**Given exercise:** Give only the number of lines in the listing below where the string "pagination" occurs.

**Provided material:**
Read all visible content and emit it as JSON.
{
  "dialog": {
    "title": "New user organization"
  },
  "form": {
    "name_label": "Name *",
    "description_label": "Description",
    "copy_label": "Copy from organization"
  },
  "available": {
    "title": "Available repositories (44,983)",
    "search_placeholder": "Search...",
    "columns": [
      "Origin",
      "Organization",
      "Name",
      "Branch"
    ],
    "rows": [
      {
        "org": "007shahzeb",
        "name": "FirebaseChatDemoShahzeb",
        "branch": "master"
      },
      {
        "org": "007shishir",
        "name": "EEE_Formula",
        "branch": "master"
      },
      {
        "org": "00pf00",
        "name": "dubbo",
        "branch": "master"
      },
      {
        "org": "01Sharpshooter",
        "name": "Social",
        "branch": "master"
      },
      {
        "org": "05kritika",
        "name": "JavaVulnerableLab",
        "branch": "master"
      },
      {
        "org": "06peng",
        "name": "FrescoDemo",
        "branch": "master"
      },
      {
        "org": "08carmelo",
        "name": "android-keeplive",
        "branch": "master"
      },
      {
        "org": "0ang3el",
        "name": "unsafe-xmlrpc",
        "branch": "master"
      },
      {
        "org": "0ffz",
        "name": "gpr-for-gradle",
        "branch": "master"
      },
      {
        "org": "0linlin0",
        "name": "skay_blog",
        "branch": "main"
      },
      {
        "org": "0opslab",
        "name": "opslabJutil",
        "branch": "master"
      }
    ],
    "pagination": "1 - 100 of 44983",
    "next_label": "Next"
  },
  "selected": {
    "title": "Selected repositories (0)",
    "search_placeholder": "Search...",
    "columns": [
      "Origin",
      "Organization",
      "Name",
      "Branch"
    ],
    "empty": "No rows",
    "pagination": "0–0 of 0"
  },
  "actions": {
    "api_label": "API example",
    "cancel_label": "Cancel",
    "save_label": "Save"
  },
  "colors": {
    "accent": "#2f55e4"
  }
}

**Completed task:** 2